— Start —

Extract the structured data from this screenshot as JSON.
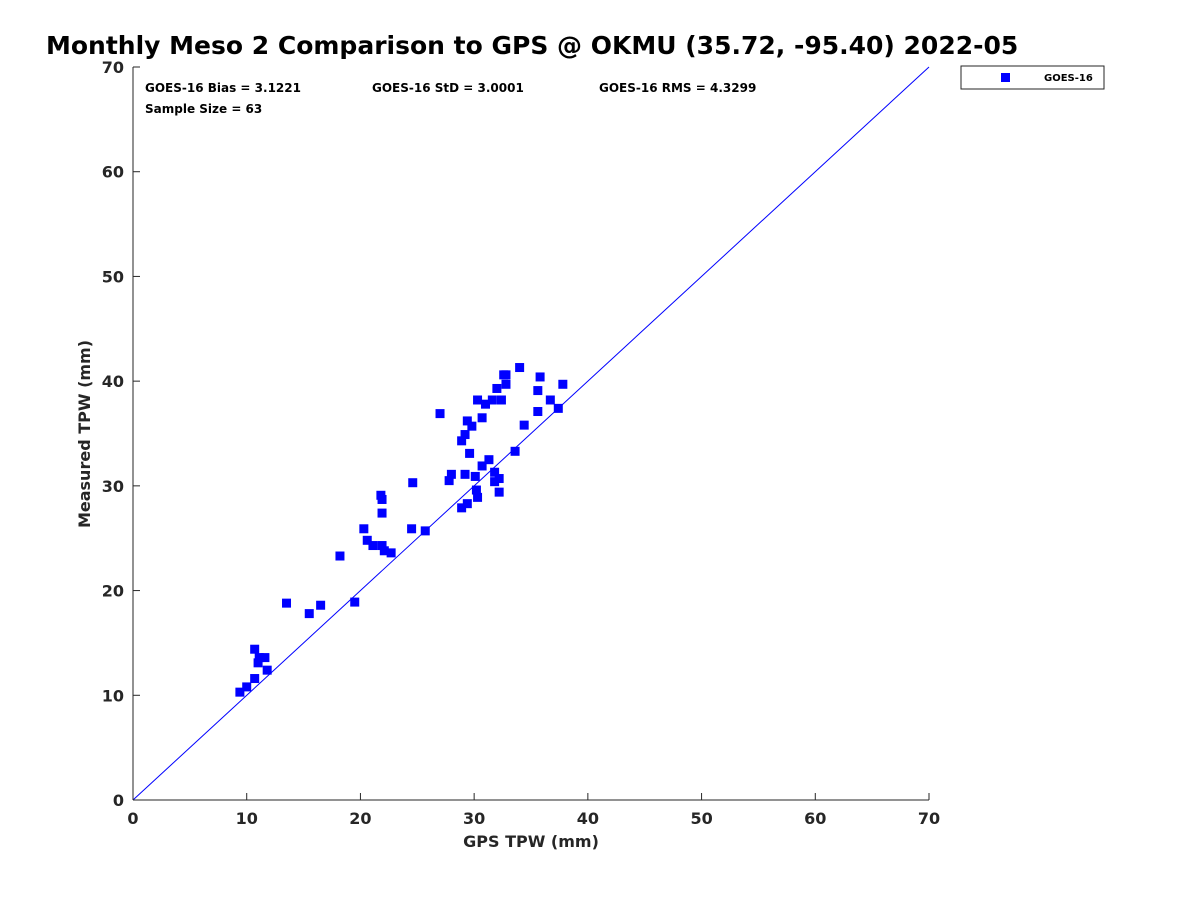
{
  "chart_data": {
    "type": "scatter",
    "title": "Monthly Meso 2 Comparison to GPS @ OKMU (35.72, -95.40) 2022-05",
    "xlabel": "GPS TPW (mm)",
    "ylabel": "Measured TPW (mm)",
    "xlim": [
      0,
      70
    ],
    "ylim": [
      0,
      70
    ],
    "xticks": [
      0,
      10,
      20,
      30,
      40,
      50,
      60,
      70
    ],
    "yticks": [
      0,
      10,
      20,
      30,
      40,
      50,
      60,
      70
    ],
    "grid": false,
    "legend_position": "outside top-right",
    "reference_line": {
      "from": [
        0,
        0
      ],
      "to": [
        70,
        70
      ],
      "color": "#0000ff"
    },
    "stats": {
      "bias": "GOES-16 Bias = 3.1221",
      "std": "GOES-16 StD = 3.0001",
      "rms": "GOES-16 RMS = 4.3299",
      "sample_size": "Sample Size = 63"
    },
    "series": [
      {
        "name": "GOES-16",
        "color": "#0000ff",
        "marker": "square",
        "points": [
          [
            9.4,
            10.3
          ],
          [
            10.0,
            10.8
          ],
          [
            10.7,
            11.6
          ],
          [
            10.7,
            14.4
          ],
          [
            11.0,
            13.1
          ],
          [
            11.1,
            13.6
          ],
          [
            11.6,
            13.6
          ],
          [
            11.8,
            12.4
          ],
          [
            13.5,
            18.8
          ],
          [
            15.5,
            17.8
          ],
          [
            16.5,
            18.6
          ],
          [
            18.2,
            23.3
          ],
          [
            19.5,
            18.9
          ],
          [
            20.3,
            25.9
          ],
          [
            20.6,
            24.8
          ],
          [
            21.1,
            24.3
          ],
          [
            21.8,
            29.1
          ],
          [
            21.9,
            28.7
          ],
          [
            21.9,
            27.4
          ],
          [
            21.9,
            24.3
          ],
          [
            22.1,
            23.8
          ],
          [
            22.7,
            23.6
          ],
          [
            24.5,
            25.9
          ],
          [
            24.6,
            30.3
          ],
          [
            25.7,
            25.7
          ],
          [
            27.0,
            36.9
          ],
          [
            27.8,
            30.5
          ],
          [
            28.0,
            31.1
          ],
          [
            28.9,
            27.9
          ],
          [
            28.9,
            34.3
          ],
          [
            29.2,
            34.9
          ],
          [
            29.2,
            31.1
          ],
          [
            29.4,
            36.2
          ],
          [
            29.4,
            28.3
          ],
          [
            29.6,
            33.1
          ],
          [
            29.8,
            35.7
          ],
          [
            30.1,
            30.9
          ],
          [
            30.2,
            29.6
          ],
          [
            30.3,
            28.9
          ],
          [
            30.3,
            38.2
          ],
          [
            30.7,
            36.5
          ],
          [
            30.7,
            31.9
          ],
          [
            31.0,
            37.8
          ],
          [
            31.3,
            32.5
          ],
          [
            31.6,
            38.2
          ],
          [
            31.8,
            31.3
          ],
          [
            31.8,
            30.4
          ],
          [
            32.0,
            39.3
          ],
          [
            32.2,
            29.4
          ],
          [
            32.2,
            30.7
          ],
          [
            32.4,
            38.2
          ],
          [
            32.6,
            40.6
          ],
          [
            32.8,
            39.7
          ],
          [
            32.8,
            40.6
          ],
          [
            33.6,
            33.3
          ],
          [
            34.0,
            41.3
          ],
          [
            34.4,
            35.8
          ],
          [
            35.6,
            39.1
          ],
          [
            35.6,
            37.1
          ],
          [
            35.8,
            40.4
          ],
          [
            36.7,
            38.2
          ],
          [
            37.4,
            37.4
          ],
          [
            37.8,
            39.7
          ]
        ]
      }
    ]
  }
}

— End —

§ **Aim of the task**
Of the lines in the records, how many contain the word "from"? Answer with the number and nothing else.

§ **Final result**
2